Stored data
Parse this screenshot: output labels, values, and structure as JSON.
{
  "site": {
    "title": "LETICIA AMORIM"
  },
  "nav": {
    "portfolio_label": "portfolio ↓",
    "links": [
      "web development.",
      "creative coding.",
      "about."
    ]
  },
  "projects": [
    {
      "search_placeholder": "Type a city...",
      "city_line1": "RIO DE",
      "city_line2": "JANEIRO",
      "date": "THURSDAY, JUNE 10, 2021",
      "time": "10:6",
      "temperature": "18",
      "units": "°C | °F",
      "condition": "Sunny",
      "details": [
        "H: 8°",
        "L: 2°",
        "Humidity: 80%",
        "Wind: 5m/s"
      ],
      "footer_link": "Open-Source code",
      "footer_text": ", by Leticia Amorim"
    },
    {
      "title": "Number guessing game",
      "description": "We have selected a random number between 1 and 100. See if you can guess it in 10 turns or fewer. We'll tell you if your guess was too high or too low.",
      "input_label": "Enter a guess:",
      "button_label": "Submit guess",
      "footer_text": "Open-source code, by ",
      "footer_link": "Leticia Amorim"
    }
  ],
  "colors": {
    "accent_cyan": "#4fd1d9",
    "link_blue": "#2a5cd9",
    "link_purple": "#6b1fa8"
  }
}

- **Description of the task**
Pick each line holding the word "Open" out of the listing.

- **Full output**
      "footer_link": "Open-Source code",
      "footer_text": "Open-source code, by ",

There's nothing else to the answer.